— START Provided data —

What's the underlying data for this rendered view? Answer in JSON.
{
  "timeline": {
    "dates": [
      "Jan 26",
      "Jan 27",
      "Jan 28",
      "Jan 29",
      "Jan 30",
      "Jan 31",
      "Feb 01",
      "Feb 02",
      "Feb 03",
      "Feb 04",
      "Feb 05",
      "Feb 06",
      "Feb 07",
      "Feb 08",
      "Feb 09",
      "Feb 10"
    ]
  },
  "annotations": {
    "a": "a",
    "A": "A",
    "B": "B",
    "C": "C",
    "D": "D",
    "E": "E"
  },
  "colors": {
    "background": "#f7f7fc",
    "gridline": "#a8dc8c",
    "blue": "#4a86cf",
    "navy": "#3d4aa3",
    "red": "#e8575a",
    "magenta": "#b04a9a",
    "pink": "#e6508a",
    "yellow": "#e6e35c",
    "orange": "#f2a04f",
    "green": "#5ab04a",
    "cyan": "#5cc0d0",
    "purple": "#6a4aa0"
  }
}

— END Provided data —

◆ Given problem
Print all the data exactly.

◆ Expected output
What's the underlying data for this rendered view? Answer in JSON.
{
  "timeline": {
    "dates": [
      "Jan 26",
      "Jan 27",
      "Jan 28",
      "Jan 29",
      "Jan 30",
      "Jan 31",
      "Feb 01",
      "Feb 02",
      "Feb 03",
      "Feb 04",
      "Feb 05",
      "Feb 06",
      "Feb 07",
      "Feb 08",
      "Feb 09",
      "Feb 10"
    ]
  },
  "annotations": {
    "a": "a",
    "A": "A",
    "B": "B",
    "C": "C",
    "D": "D",
    "E": "E"
  },
  "colors": {
    "background": "#f7f7fc",
    "gridline": "#a8dc8c",
    "blue": "#4a86cf",
    "navy": "#3d4aa3",
    "red": "#e8575a",
    "magenta": "#b04a9a",
    "pink": "#e6508a",
    "yellow": "#e6e35c",
    "orange": "#f2a04f",
    "green": "#5ab04a",
    "cyan": "#5cc0d0",
    "purple": "#6a4aa0"
  }
}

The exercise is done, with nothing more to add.